RECORDS SUPPLIED:
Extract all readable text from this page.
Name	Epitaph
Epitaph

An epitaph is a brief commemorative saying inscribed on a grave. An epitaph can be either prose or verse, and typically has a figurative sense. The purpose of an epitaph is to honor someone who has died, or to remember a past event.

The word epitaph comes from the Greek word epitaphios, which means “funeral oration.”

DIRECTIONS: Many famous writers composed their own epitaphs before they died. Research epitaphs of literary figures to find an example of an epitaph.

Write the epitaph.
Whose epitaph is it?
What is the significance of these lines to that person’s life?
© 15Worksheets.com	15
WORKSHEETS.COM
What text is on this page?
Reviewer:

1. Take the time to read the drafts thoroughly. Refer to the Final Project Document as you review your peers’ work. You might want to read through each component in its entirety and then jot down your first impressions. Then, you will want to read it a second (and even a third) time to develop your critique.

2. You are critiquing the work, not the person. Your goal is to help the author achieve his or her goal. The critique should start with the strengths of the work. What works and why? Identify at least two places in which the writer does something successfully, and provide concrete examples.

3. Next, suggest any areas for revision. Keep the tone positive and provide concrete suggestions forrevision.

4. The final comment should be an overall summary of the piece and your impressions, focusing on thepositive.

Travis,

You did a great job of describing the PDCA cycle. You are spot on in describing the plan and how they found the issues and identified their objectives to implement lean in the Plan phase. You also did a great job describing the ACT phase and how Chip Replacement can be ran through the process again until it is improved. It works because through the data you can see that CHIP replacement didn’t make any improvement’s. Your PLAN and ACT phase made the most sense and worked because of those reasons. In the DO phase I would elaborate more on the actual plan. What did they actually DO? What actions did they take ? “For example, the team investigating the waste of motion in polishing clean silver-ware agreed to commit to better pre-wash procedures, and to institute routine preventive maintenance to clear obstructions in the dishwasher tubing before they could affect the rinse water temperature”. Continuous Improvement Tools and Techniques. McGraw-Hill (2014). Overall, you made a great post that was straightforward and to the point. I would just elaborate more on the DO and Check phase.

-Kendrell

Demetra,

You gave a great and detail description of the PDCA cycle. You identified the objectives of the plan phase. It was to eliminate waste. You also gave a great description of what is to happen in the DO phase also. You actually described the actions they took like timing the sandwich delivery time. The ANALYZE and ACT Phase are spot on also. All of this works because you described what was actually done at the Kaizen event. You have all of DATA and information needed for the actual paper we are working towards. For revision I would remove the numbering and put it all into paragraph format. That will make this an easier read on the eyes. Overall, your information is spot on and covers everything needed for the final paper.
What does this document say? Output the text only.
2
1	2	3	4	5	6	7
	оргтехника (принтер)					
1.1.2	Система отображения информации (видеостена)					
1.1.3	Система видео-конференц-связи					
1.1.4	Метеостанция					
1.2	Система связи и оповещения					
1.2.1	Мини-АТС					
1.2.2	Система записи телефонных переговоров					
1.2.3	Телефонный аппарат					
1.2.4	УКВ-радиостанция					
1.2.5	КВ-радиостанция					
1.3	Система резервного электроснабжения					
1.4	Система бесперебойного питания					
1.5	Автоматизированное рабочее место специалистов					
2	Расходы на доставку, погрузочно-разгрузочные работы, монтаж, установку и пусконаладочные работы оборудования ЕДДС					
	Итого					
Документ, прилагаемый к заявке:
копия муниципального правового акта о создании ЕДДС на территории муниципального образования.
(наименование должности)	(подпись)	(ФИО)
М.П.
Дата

GIVEN INSTRUCTION: Print every line of the records exactly. Omit nothing.

THE ANSWER:
Extract all readable text from this page.
Name	Epitaph
Epitaph

An epitaph is a brief commemorative saying inscribed on a grave. An epitaph can be either prose or verse, and typically has a figurative sense. The purpose of an epitaph is to honor someone who has died, or to remember a past event.

The word epitaph comes from the Greek word epitaphios, which means “funeral oration.”

DIRECTIONS: Many famous writers composed their own epitaphs before they died. Research epitaphs of literary figures to find an example of an epitaph.

Write the epitaph.
Whose epitaph is it?
What is the significance of these lines to that person’s life?
© 15Worksheets.com	15
WORKSHEETS.COM
What text is on this page?
Reviewer:

1. Take the time to read the drafts thoroughly. Refer to the Final Project Document as you review your peers’ work. You might want to read through each component in its entirety and then jot down your first impressions. Then, you will want to read it a second (and even a third) time to develop your critique.

2. You are critiquing the work, not the person. Your goal is to help the author achieve his or her goal. The critique should start with the strengths of the work. What works and why? Identify at least two places in which the writer does something successfully, and provide concrete examples.

3. Next, suggest any areas for revision. Keep the tone positive and provide concrete suggestions forrevision.

4. The final comment should be an overall summary of the piece and your impressions, focusing on thepositive.

Travis,

You did a great job of describing the PDCA cycle. You are spot on in describing the plan and how they found the issues and identified their objectives to implement lean in the Plan phase. You also did a great job describing the ACT phase and how Chip Replacement can be ran through the process again until it is improved. It works because through the data you can see that CHIP replacement didn’t make any improvement’s. Your PLAN and ACT phase made the most sense and worked because of those reasons. In the DO phase I would elaborate more on the actual plan. What did they actually DO? What actions did they take ? “For example, the team investigating the waste of motion in polishing clean silver-ware agreed to commit to better pre-wash procedures, and to institute routine preventive maintenance to clear obstructions in the dishwasher tubing before they could affect the rinse water temperature”. Continuous Improvement Tools and Techniques. McGraw-Hill (2014). Overall, you made a great post that was straightforward and to the point. I would just elaborate more on the DO and Check phase.

-Kendrell

Demetra,

You gave a great and detail description of the PDCA cycle. You identified the objectives of the plan phase. It was to eliminate waste. You also gave a great description of what is to happen in the DO phase also. You actually described the actions they took like timing the sandwich delivery time. The ANALYZE and ACT Phase are spot on also. All of this works because you described what was actually done at the Kaizen event. You have all of DATA and information needed for the actual paper we are working towards. For revision I would remove the numbering and put it all into paragraph format. That will make this an easier read on the eyes. Overall, your information is spot on and covers everything needed for the final paper.
What does this document say? Output the text only.
2
1	2	3	4	5	6	7
	оргтехника (принтер)					
1.1.2	Система отображения информации (видеостена)					
1.1.3	Система видео-конференц-связи					
1.1.4	Метеостанция					
1.2	Система связи и оповещения					
1.2.1	Мини-АТС					
1.2.2	Система записи телефонных переговоров					
1.2.3	Телефонный аппарат					
1.2.4	УКВ-радиостанция					
1.2.5	КВ-радиостанция					
1.3	Система резервного электроснабжения					
1.4	Система бесперебойного питания					
1.5	Автоматизированное рабочее место специалистов					
2	Расходы на доставку, погрузочно-разгрузочные работы, монтаж, установку и пусконаладочные работы оборудования ЕДДС					
	Итого					
Документ, прилагаемый к заявке:
копия муниципального правового акта о создании ЕДДС на территории муниципального образования.
(наименование должности)	(подпись)	(ФИО)
М.П.
Дата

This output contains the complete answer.